Stored entries:
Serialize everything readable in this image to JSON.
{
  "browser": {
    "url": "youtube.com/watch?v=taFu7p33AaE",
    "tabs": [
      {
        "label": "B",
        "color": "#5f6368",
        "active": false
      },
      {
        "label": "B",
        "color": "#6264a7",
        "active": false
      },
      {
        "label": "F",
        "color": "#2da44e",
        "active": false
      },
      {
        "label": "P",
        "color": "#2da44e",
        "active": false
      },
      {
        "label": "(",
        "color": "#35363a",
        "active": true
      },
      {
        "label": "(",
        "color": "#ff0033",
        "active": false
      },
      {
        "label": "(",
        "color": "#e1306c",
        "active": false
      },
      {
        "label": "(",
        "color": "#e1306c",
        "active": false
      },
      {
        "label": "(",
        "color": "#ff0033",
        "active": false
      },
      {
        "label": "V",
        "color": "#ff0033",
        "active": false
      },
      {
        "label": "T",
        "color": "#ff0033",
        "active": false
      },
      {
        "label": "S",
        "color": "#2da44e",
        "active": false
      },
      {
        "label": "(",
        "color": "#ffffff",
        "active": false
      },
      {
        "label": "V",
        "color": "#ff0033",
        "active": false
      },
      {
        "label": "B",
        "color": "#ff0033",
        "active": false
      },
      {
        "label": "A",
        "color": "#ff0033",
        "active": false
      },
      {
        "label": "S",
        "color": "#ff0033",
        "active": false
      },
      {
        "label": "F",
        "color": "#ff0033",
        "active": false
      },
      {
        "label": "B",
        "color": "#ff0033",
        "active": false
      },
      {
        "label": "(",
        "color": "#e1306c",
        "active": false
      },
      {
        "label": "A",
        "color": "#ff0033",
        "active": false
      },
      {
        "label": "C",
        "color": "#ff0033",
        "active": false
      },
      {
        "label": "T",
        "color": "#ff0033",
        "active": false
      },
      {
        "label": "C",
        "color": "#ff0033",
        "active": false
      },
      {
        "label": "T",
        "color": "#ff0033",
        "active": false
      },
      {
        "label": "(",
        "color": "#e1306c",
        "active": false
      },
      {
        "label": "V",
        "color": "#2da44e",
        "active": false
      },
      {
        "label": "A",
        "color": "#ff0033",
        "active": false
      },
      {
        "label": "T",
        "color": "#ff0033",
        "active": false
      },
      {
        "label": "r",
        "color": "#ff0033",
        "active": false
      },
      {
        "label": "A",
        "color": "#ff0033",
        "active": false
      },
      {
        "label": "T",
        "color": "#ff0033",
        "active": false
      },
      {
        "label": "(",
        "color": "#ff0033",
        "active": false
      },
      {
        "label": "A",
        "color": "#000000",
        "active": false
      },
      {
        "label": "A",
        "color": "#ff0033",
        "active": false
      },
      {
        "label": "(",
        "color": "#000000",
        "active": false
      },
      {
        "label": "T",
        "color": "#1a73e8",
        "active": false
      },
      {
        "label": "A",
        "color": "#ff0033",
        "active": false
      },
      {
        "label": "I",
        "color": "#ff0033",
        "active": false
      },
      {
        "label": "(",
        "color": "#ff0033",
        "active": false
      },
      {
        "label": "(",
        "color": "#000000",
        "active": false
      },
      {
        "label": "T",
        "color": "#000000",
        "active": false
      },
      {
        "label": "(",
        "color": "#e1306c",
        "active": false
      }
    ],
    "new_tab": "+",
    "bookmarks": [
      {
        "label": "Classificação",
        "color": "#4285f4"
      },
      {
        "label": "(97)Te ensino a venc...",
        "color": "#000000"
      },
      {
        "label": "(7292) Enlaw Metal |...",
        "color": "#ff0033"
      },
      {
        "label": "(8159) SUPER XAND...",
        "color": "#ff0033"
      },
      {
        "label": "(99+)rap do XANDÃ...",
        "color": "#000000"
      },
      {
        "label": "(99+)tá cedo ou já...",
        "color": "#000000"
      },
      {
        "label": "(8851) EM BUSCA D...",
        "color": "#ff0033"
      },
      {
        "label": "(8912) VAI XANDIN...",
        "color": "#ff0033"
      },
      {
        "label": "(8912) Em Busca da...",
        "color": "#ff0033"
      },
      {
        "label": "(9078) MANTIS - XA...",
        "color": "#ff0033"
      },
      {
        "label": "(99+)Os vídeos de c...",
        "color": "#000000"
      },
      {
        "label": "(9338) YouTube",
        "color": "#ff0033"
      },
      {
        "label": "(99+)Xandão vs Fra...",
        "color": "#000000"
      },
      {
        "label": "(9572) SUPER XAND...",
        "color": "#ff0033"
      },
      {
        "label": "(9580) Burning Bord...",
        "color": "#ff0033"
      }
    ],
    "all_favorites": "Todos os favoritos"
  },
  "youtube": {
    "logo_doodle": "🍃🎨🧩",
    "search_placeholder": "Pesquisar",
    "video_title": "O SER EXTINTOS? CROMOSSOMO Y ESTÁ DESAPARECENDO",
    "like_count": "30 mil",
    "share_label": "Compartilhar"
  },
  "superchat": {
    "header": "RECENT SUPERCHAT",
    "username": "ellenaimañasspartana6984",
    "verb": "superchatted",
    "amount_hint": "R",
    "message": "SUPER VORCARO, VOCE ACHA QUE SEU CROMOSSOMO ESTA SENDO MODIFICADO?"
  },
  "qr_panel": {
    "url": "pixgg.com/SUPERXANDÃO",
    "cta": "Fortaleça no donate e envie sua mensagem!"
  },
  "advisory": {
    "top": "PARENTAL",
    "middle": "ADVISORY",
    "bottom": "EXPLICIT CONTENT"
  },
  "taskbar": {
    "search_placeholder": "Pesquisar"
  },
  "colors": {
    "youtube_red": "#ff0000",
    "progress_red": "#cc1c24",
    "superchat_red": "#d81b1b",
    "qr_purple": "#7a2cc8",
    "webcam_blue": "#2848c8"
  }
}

- [PROBLEM STATEMENT]:
Repeat the material above exactly.

- [ANSWER TO THE PROBLEM]:
Serialize everything readable in this image to JSON.
{
  "browser": {
    "url": "youtube.com/watch?v=taFu7p33AaE",
    "tabs": [
      {
        "label": "B",
        "color": "#5f6368",
        "active": false
      },
      {
        "label": "B",
        "color": "#6264a7",
        "active": false
      },
      {
        "label": "F",
        "color": "#2da44e",
        "active": false
      },
      {
        "label": "P",
        "color": "#2da44e",
        "active": false
      },
      {
        "label": "(",
        "color": "#35363a",
        "active": true
      },
      {
        "label": "(",
        "color": "#ff0033",
        "active": false
      },
      {
        "label": "(",
        "color": "#e1306c",
        "active": false
      },
      {
        "label": "(",
        "color": "#e1306c",
        "active": false
      },
      {
        "label": "(",
        "color": "#ff0033",
        "active": false
      },
      {
        "label": "V",
        "color": "#ff0033",
        "active": false
      },
      {
        "label": "T",
        "color": "#ff0033",
        "active": false
      },
      {
        "label": "S",
        "color": "#2da44e",
        "active": false
      },
      {
        "label": "(",
        "color": "#ffffff",
        "active": false
      },
      {
        "label": "V",
        "color": "#ff0033",
        "active": false
      },
      {
        "label": "B",
        "color": "#ff0033",
        "active": false
      },
      {
        "label": "A",
        "color": "#ff0033",
        "active": false
      },
      {
        "label": "S",
        "color": "#ff0033",
        "active": false
      },
      {
        "label": "F",
        "color": "#ff0033",
        "active": false
      },
      {
        "label": "B",
        "color": "#ff0033",
        "active": false
      },
      {
        "label": "(",
        "color": "#e1306c",
        "active": false
      },
      {
        "label": "A",
        "color": "#ff0033",
        "active": false
      },
      {
        "label": "C",
        "color": "#ff0033",
        "active": false
      },
      {
        "label": "T",
        "color": "#ff0033",
        "active": false
      },
      {
        "label": "C",
        "color": "#ff0033",
        "active": false
      },
      {
        "label": "T",
        "color": "#ff0033",
        "active": false
      },
      {
        "label": "(",
        "color": "#e1306c",
        "active": false
      },
      {
        "label": "V",
        "color": "#2da44e",
        "active": false
      },
      {
        "label": "A",
        "color": "#ff0033",
        "active": false
      },
      {
        "label": "T",
        "color": "#ff0033",
        "active": false
      },
      {
        "label": "r",
        "color": "#ff0033",
        "active": false
      },
      {
        "label": "A",
        "color": "#ff0033",
        "active": false
      },
      {
        "label": "T",
        "color": "#ff0033",
        "active": false
      },
      {
        "label": "(",
        "color": "#ff0033",
        "active": false
      },
      {
        "label": "A",
        "color": "#000000",
        "active": false
      },
      {
        "label": "A",
        "color": "#ff0033",
        "active": false
      },
      {
        "label": "(",
        "color": "#000000",
        "active": false
      },
      {
        "label": "T",
        "color": "#1a73e8",
        "active": false
      },
      {
        "label": "A",
        "color": "#ff0033",
        "active": false
      },
      {
        "label": "I",
        "color": "#ff0033",
        "active": false
      },
      {
        "label": "(",
        "color": "#ff0033",
        "active": false
      },
      {
        "label": "(",
        "color": "#000000",
        "active": false
      },
      {
        "label": "T",
        "color": "#000000",
        "active": false
      },
      {
        "label": "(",
        "color": "#e1306c",
        "active": false
      }
    ],
    "new_tab": "+",
    "bookmarks": [
      {
        "label": "Classificação",
        "color": "#4285f4"
      },
      {
        "label": "(97)Te ensino a venc...",
        "color": "#000000"
      },
      {
        "label": "(7292) Enlaw Metal |...",
        "color": "#ff0033"
      },
      {
        "label": "(8159) SUPER XAND...",
        "color": "#ff0033"
      },
      {
        "label": "(99+)rap do XANDÃ...",
        "color": "#000000"
      },
      {
        "label": "(99+)tá cedo ou já...",
        "color": "#000000"
      },
      {
        "label": "(8851) EM BUSCA D...",
        "color": "#ff0033"
      },
      {
        "label": "(8912) VAI XANDIN...",
        "color": "#ff0033"
      },
      {
        "label": "(8912) Em Busca da...",
        "color": "#ff0033"
      },
      {
        "label": "(9078) MANTIS - XA...",
        "color": "#ff0033"
      },
      {
        "label": "(99+)Os vídeos de c...",
        "color": "#000000"
      },
      {
        "label": "(9338) YouTube",
        "color": "#ff0033"
      },
      {
        "label": "(99+)Xandão vs Fra...",
        "color": "#000000"
      },
      {
        "label": "(9572) SUPER XAND...",
        "color": "#ff0033"
      },
      {
        "label": "(9580) Burning Bord...",
        "color": "#ff0033"
      }
    ],
    "all_favorites": "Todos os favoritos"
  },
  "youtube": {
    "logo_doodle": "🍃🎨🧩",
    "search_placeholder": "Pesquisar",
    "video_title": "O SER EXTINTOS? CROMOSSOMO Y ESTÁ DESAPARECENDO",
    "like_count": "30 mil",
    "share_label": "Compartilhar"
  },
  "superchat": {
    "header": "RECENT SUPERCHAT",
    "username": "ellenaimañasspartana6984",
    "verb": "superchatted",
    "amount_hint": "R",
    "message": "SUPER VORCARO, VOCE ACHA QUE SEU CROMOSSOMO ESTA SENDO MODIFICADO?"
  },
  "qr_panel": {
    "url": "pixgg.com/SUPERXANDÃO",
    "cta": "Fortaleça no donate e envie sua mensagem!"
  },
  "advisory": {
    "top": "PARENTAL",
    "middle": "ADVISORY",
    "bottom": "EXPLICIT CONTENT"
  },
  "taskbar": {
    "search_placeholder": "Pesquisar"
  },
  "colors": {
    "youtube_red": "#ff0000",
    "progress_red": "#cc1c24",
    "superchat_red": "#d81b1b",
    "qr_purple": "#7a2cc8",
    "webcam_blue": "#2848c8"
  }
}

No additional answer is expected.